* Start MATERIAL SHOWN *

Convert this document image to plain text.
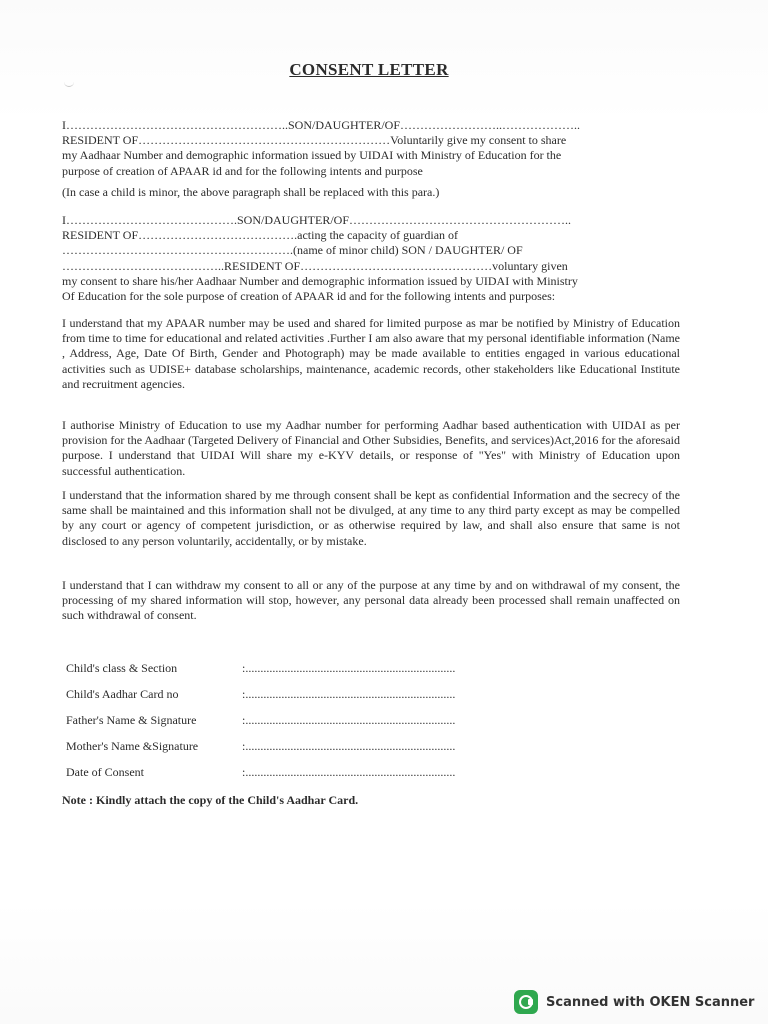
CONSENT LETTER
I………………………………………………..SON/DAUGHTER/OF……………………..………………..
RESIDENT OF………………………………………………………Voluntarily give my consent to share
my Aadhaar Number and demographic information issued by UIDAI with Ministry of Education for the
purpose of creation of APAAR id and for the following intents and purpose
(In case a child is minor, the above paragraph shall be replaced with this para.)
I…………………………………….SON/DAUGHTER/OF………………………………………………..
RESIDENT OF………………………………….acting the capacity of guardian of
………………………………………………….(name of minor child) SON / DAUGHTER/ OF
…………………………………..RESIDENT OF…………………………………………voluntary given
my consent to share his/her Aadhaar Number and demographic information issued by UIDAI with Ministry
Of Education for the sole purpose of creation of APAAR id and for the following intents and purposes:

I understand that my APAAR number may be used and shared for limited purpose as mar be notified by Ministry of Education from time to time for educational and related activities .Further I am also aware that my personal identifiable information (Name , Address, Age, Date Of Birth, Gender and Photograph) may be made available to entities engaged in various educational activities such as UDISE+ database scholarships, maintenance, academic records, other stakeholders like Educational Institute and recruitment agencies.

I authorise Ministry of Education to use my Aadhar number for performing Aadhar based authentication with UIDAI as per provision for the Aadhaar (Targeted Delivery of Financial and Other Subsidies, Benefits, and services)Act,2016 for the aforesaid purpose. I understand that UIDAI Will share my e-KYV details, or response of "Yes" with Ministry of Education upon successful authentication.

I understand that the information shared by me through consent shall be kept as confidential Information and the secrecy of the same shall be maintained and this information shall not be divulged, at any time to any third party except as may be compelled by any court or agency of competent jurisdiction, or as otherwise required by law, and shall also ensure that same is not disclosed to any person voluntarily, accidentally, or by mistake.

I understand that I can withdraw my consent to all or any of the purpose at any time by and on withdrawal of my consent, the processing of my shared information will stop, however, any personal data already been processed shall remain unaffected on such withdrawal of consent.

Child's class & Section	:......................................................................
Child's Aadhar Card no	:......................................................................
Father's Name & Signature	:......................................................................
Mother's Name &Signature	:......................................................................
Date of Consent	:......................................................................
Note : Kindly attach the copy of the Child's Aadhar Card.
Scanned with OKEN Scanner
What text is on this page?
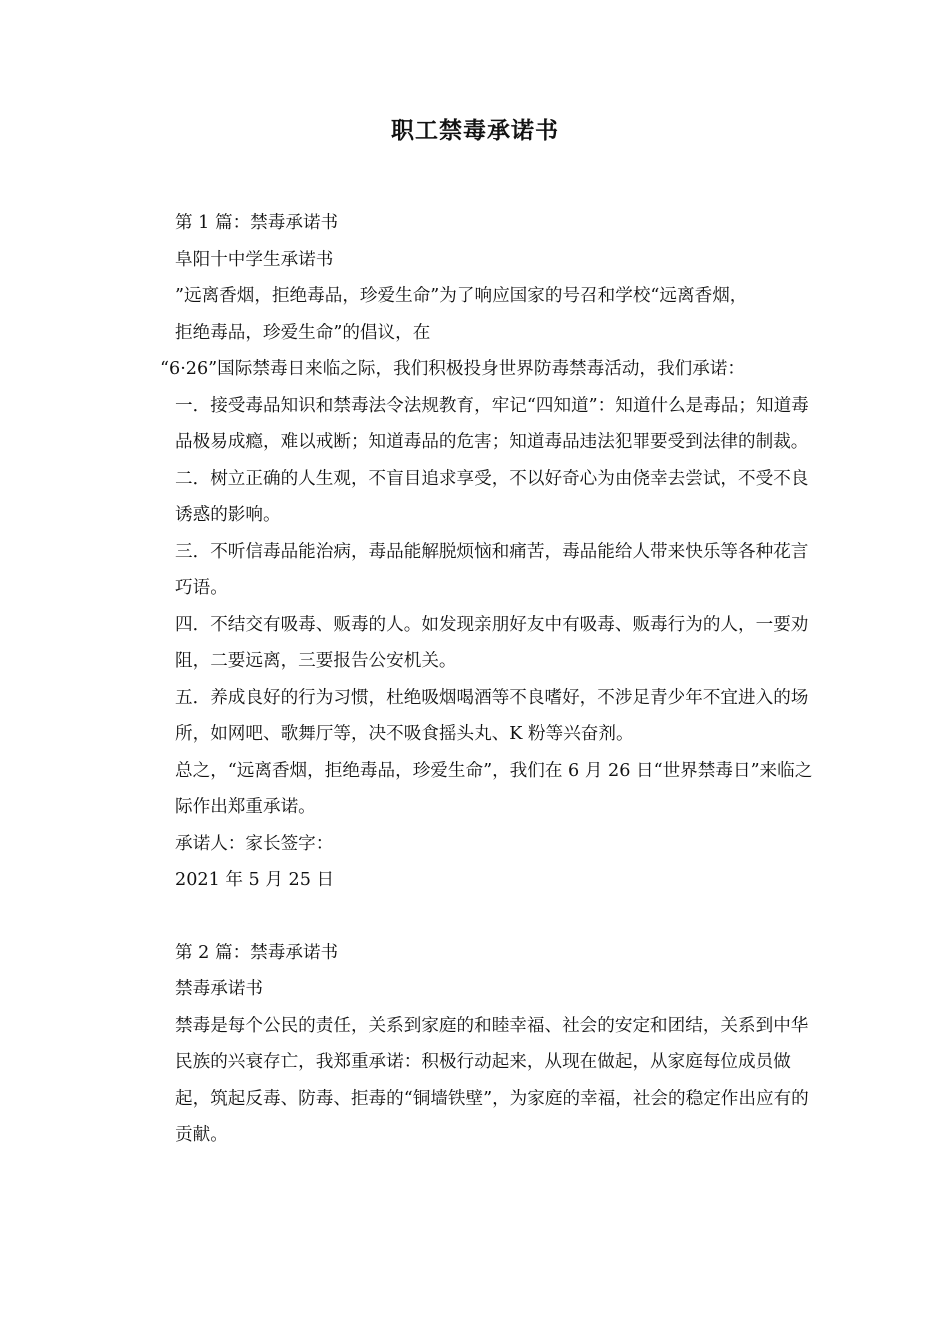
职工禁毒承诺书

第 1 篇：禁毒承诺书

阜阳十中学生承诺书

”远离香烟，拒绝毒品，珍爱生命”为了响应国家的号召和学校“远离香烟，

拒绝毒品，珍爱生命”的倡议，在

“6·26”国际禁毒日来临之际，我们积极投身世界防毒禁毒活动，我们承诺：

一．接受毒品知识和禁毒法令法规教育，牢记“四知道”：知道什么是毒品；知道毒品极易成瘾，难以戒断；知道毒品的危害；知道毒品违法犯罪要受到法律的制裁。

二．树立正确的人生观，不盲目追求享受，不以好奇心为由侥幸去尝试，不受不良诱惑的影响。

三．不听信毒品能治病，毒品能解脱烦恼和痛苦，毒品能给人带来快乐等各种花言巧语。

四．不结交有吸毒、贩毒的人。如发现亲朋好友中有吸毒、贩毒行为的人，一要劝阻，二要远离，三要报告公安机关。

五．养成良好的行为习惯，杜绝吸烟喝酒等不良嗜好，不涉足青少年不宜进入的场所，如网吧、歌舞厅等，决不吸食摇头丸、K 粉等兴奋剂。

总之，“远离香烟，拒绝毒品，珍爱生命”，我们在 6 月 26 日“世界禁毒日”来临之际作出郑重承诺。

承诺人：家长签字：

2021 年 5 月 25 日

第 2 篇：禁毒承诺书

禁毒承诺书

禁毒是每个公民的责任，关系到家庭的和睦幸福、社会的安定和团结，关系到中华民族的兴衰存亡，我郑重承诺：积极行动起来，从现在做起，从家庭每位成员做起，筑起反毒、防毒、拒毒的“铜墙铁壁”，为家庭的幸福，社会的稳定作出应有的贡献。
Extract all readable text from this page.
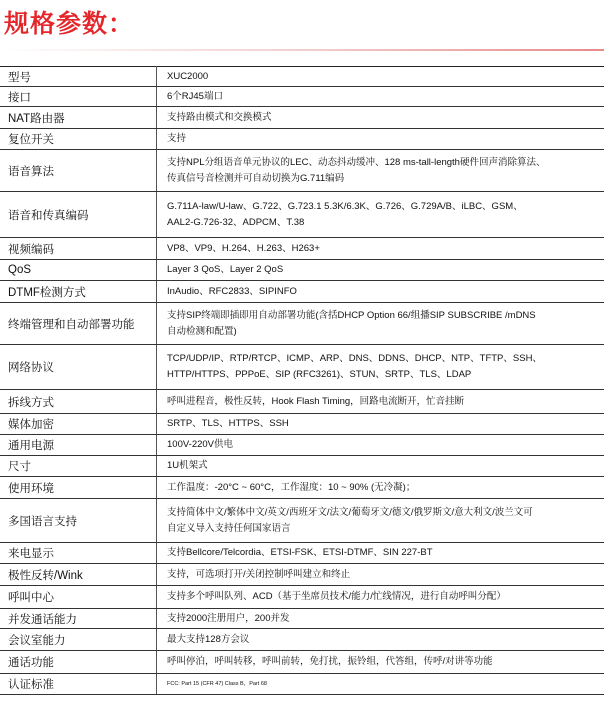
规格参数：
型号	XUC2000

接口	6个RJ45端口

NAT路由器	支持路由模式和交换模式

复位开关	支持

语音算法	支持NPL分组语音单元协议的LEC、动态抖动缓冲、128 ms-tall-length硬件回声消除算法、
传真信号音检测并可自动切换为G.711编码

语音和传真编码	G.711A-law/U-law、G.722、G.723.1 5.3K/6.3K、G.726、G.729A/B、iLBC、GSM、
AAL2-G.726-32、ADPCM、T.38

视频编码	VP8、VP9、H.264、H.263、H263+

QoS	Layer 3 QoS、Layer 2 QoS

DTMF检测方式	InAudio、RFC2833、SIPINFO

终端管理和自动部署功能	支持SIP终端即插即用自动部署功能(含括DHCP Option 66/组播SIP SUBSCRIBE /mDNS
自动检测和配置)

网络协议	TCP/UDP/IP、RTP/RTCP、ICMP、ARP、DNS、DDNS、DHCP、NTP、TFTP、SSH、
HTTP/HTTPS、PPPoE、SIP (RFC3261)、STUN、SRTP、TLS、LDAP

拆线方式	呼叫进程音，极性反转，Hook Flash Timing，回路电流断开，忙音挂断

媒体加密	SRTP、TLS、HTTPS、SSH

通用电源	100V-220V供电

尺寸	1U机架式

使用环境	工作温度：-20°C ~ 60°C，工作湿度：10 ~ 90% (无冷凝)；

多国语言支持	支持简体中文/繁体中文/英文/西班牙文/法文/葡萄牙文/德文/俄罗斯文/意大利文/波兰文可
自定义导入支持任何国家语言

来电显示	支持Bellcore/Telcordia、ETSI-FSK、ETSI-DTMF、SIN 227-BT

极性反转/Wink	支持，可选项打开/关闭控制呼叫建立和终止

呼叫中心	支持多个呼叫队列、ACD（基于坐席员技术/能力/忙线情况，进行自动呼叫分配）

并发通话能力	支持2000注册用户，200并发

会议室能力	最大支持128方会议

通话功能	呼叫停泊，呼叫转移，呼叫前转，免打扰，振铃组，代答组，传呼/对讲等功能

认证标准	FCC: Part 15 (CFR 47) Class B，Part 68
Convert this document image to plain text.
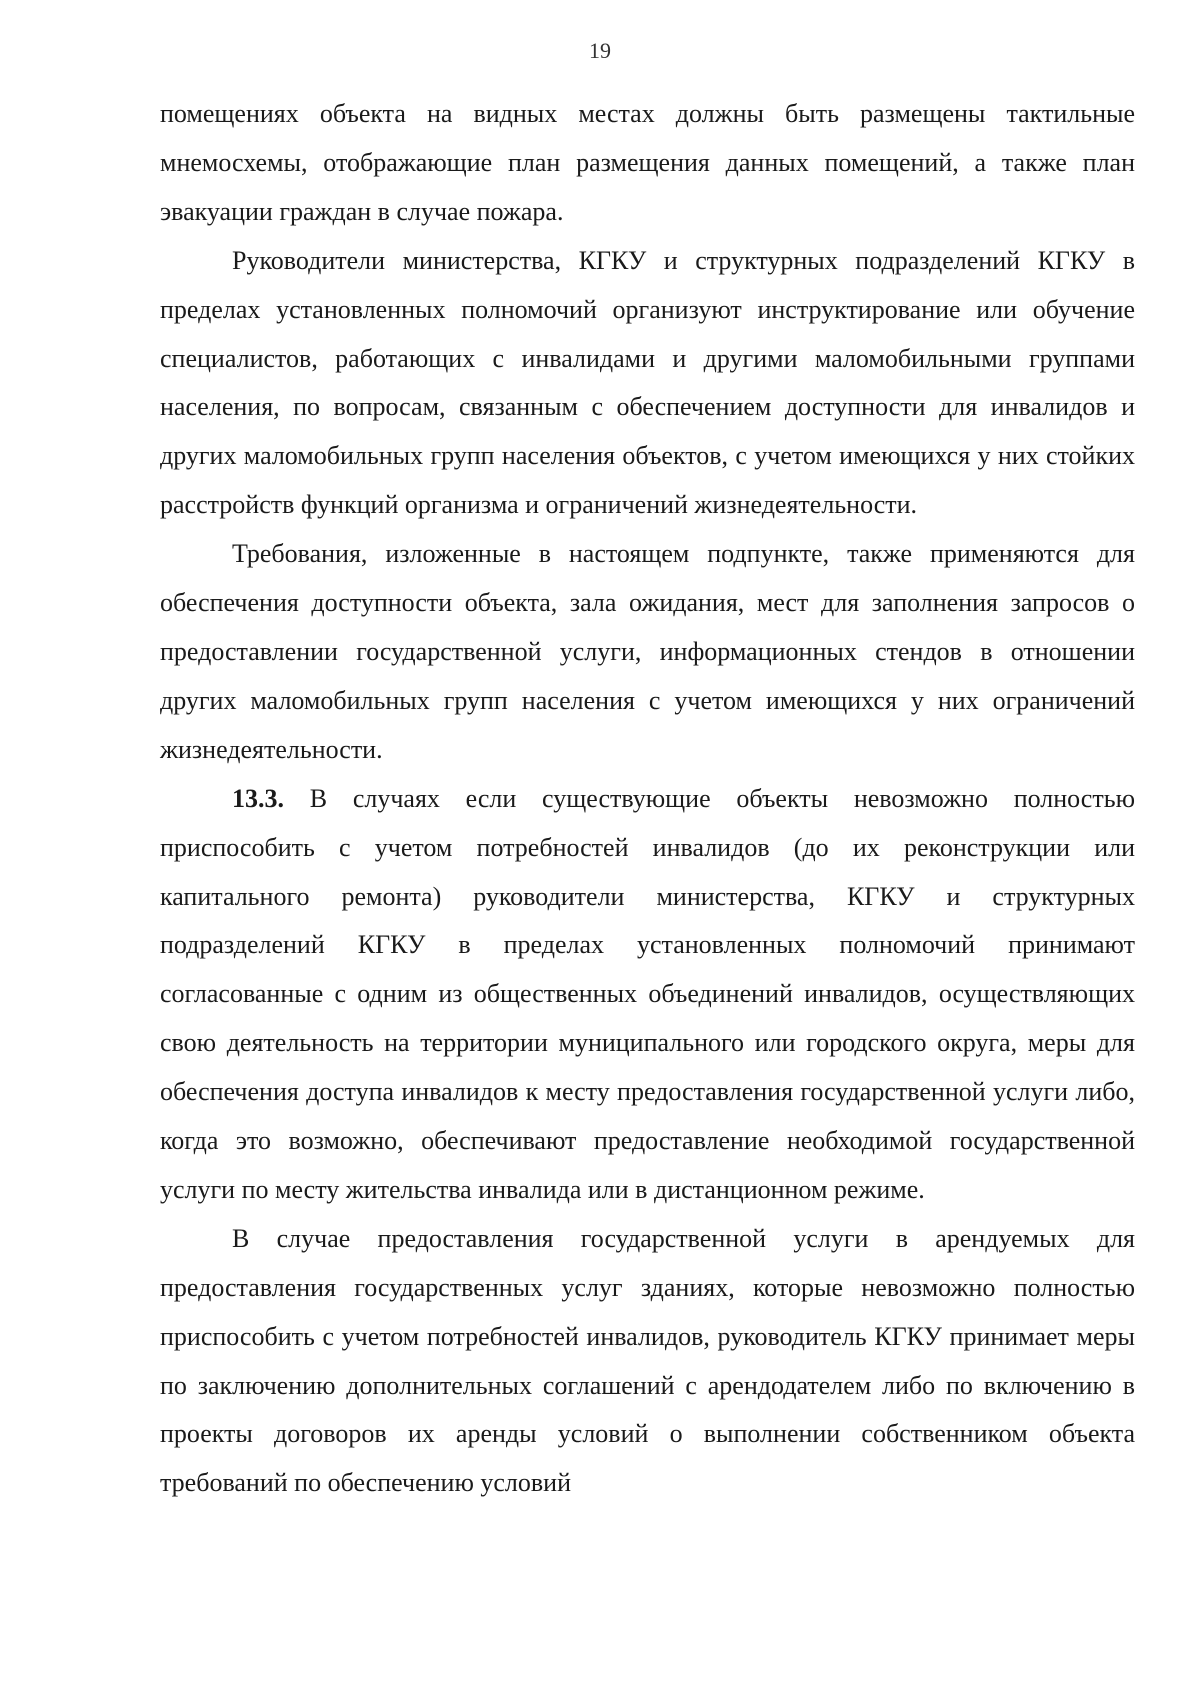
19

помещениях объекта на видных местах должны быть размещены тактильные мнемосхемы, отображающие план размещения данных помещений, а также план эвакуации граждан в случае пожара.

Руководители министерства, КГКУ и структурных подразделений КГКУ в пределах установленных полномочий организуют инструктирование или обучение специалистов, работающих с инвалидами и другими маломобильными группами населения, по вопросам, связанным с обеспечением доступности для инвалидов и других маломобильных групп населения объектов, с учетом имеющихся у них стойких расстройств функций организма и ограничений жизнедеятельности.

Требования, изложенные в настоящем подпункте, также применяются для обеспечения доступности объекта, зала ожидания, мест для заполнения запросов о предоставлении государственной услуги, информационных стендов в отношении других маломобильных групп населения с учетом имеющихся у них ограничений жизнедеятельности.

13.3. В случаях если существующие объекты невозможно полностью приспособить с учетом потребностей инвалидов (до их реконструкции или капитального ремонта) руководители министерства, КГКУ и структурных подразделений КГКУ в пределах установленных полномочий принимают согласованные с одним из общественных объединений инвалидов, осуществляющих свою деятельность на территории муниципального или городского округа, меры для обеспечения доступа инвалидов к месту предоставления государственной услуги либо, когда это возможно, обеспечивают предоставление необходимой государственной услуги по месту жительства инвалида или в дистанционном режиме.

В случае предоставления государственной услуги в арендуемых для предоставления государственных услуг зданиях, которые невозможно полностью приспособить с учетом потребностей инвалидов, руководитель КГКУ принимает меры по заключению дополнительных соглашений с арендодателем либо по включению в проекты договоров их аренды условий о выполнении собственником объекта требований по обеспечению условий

* End MATERIAL SHOWN *

INSTRUCTIONS FOR THE TASK: What you return should match the records above word for word, minus the pictures.

RESPONSE:
Convert this document image to plain text.
CONSENT LETTER
I………………………………………………..SON/DAUGHTER/OF……………………..………………..
RESIDENT OF………………………………………………………Voluntarily give my consent to share
my Aadhaar Number and demographic information issued by UIDAI with Ministry of Education for the
purpose of creation of APAAR id and for the following intents and purpose
(In case a child is minor, the above paragraph shall be replaced with this para.)
I…………………………………….SON/DAUGHTER/OF………………………………………………..
RESIDENT OF………………………………….acting the capacity of guardian of
………………………………………………….(name of minor child) SON / DAUGHTER/ OF
…………………………………..RESIDENT OF…………………………………………voluntary given
my consent to share his/her Aadhaar Number and demographic information issued by UIDAI with Ministry
Of Education for the sole purpose of creation of APAAR id and for the following intents and purposes:

I understand that my APAAR number may be used and shared for limited purpose as mar be notified by Ministry of Education from time to time for educational and related activities .Further I am also aware that my personal identifiable information (Name , Address, Age, Date Of Birth, Gender and Photograph) may be made available to entities engaged in various educational activities such as UDISE+ database scholarships, maintenance, academic records, other stakeholders like Educational Institute and recruitment agencies.

I authorise Ministry of Education to use my Aadhar number for performing Aadhar based authentication with UIDAI as per provision for the Aadhaar (Targeted Delivery of Financial and Other Subsidies, Benefits, and services)Act,2016 for the aforesaid purpose. I understand that UIDAI Will share my e-KYV details, or response of "Yes" with Ministry of Education upon successful authentication.

I understand that the information shared by me through consent shall be kept as confidential Information and the secrecy of the same shall be maintained and this information shall not be divulged, at any time to any third party except as may be compelled by any court or agency of competent jurisdiction, or as otherwise required by law, and shall also ensure that same is not disclosed to any person voluntarily, accidentally, or by mistake.

I understand that I can withdraw my consent to all or any of the purpose at any time by and on withdrawal of my consent, the processing of my shared information will stop, however, any personal data already been processed shall remain unaffected on such withdrawal of consent.

Child's class & Section	:......................................................................
Child's Aadhar Card no	:......................................................................
Father's Name & Signature	:......................................................................
Mother's Name &Signature	:......................................................................
Date of Consent	:......................................................................
Note : Kindly attach the copy of the Child's Aadhar Card.
Scanned with OKEN Scanner
What text is on this page?
职工禁毒承诺书

第 1 篇：禁毒承诺书

阜阳十中学生承诺书

”远离香烟，拒绝毒品，珍爱生命”为了响应国家的号召和学校“远离香烟，

拒绝毒品，珍爱生命”的倡议，在

“6·26”国际禁毒日来临之际，我们积极投身世界防毒禁毒活动，我们承诺：

一．接受毒品知识和禁毒法令法规教育，牢记“四知道”：知道什么是毒品；知道毒品极易成瘾，难以戒断；知道毒品的危害；知道毒品违法犯罪要受到法律的制裁。

二．树立正确的人生观，不盲目追求享受，不以好奇心为由侥幸去尝试，不受不良诱惑的影响。

三．不听信毒品能治病，毒品能解脱烦恼和痛苦，毒品能给人带来快乐等各种花言巧语。

四．不结交有吸毒、贩毒的人。如发现亲朋好友中有吸毒、贩毒行为的人，一要劝阻，二要远离，三要报告公安机关。

五．养成良好的行为习惯，杜绝吸烟喝酒等不良嗜好，不涉足青少年不宜进入的场所，如网吧、歌舞厅等，决不吸食摇头丸、K 粉等兴奋剂。

总之，“远离香烟，拒绝毒品，珍爱生命”，我们在 6 月 26 日“世界禁毒日”来临之际作出郑重承诺。

承诺人：家长签字：

2021 年 5 月 25 日

第 2 篇：禁毒承诺书

禁毒承诺书

禁毒是每个公民的责任，关系到家庭的和睦幸福、社会的安定和团结，关系到中华民族的兴衰存亡，我郑重承诺：积极行动起来，从现在做起，从家庭每位成员做起，筑起反毒、防毒、拒毒的“铜墙铁壁”，为家庭的幸福，社会的稳定作出应有的贡献。
Extract all readable text from this page.
规格参数：
型号	XUC2000

接口	6个RJ45端口

NAT路由器	支持路由模式和交换模式

复位开关	支持

语音算法	支持NPL分组语音单元协议的LEC、动态抖动缓冲、128 ms-tall-length硬件回声消除算法、
传真信号音检测并可自动切换为G.711编码

语音和传真编码	G.711A-law/U-law、G.722、G.723.1 5.3K/6.3K、G.726、G.729A/B、iLBC、GSM、
AAL2-G.726-32、ADPCM、T.38

视频编码	VP8、VP9、H.264、H.263、H263+

QoS	Layer 3 QoS、Layer 2 QoS

DTMF检测方式	InAudio、RFC2833、SIPINFO

终端管理和自动部署功能	支持SIP终端即插即用自动部署功能(含括DHCP Option 66/组播SIP SUBSCRIBE /mDNS
自动检测和配置)

网络协议	TCP/UDP/IP、RTP/RTCP、ICMP、ARP、DNS、DDNS、DHCP、NTP、TFTP、SSH、
HTTP/HTTPS、PPPoE、SIP (RFC3261)、STUN、SRTP、TLS、LDAP

拆线方式	呼叫进程音，极性反转，Hook Flash Timing，回路电流断开，忙音挂断

媒体加密	SRTP、TLS、HTTPS、SSH

通用电源	100V-220V供电

尺寸	1U机架式

使用环境	工作温度：-20°C ~ 60°C，工作湿度：10 ~ 90% (无冷凝)；

多国语言支持	支持简体中文/繁体中文/英文/西班牙文/法文/葡萄牙文/德文/俄罗斯文/意大利文/波兰文可
自定义导入支持任何国家语言

来电显示	支持Bellcore/Telcordia、ETSI-FSK、ETSI-DTMF、SIN 227-BT

极性反转/Wink	支持，可选项打开/关闭控制呼叫建立和终止

呼叫中心	支持多个呼叫队列、ACD（基于坐席员技术/能力/忙线情况，进行自动呼叫分配）

并发通话能力	支持2000注册用户，200并发

会议室能力	最大支持128方会议

通话功能	呼叫停泊，呼叫转移，呼叫前转，免打扰，振铃组，代答组，传呼/对讲等功能

认证标准	FCC: Part 15 (CFR 47) Class B，Part 68
Convert this document image to plain text.
19

помещениях объекта на видных местах должны быть размещены тактильные мнемосхемы, отображающие план размещения данных помещений, а также план эвакуации граждан в случае пожара.

Руководители министерства, КГКУ и структурных подразделений КГКУ в пределах установленных полномочий организуют инструктирование или обучение специалистов, работающих с инвалидами и другими маломобильными группами населения, по вопросам, связанным с обеспечением доступности для инвалидов и других маломобильных групп населения объектов, с учетом имеющихся у них стойких расстройств функций организма и ограничений жизнедеятельности.

Требования, изложенные в настоящем подпункте, также применяются для обеспечения доступности объекта, зала ожидания, мест для заполнения запросов о предоставлении государственной услуги, информационных стендов в отношении других маломобильных групп населения с учетом имеющихся у них ограничений жизнедеятельности.

13.3. В случаях если существующие объекты невозможно полностью приспособить с учетом потребностей инвалидов (до их реконструкции или капитального ремонта) руководители министерства, КГКУ и структурных подразделений КГКУ в пределах установленных полномочий принимают согласованные с одним из общественных объединений инвалидов, осуществляющих свою деятельность на территории муниципального или городского округа, меры для обеспечения доступа инвалидов к месту предоставления государственной услуги либо, когда это возможно, обеспечивают предоставление необходимой государственной услуги по месту жительства инвалида или в дистанционном режиме.

В случае предоставления государственной услуги в арендуемых для предоставления государственных услуг зданиях, которые невозможно полностью приспособить с учетом потребностей инвалидов, руководитель КГКУ принимает меры по заключению дополнительных соглашений с арендодателем либо по включению в проекты договоров их аренды условий о выполнении собственником объекта требований по обеспечению условий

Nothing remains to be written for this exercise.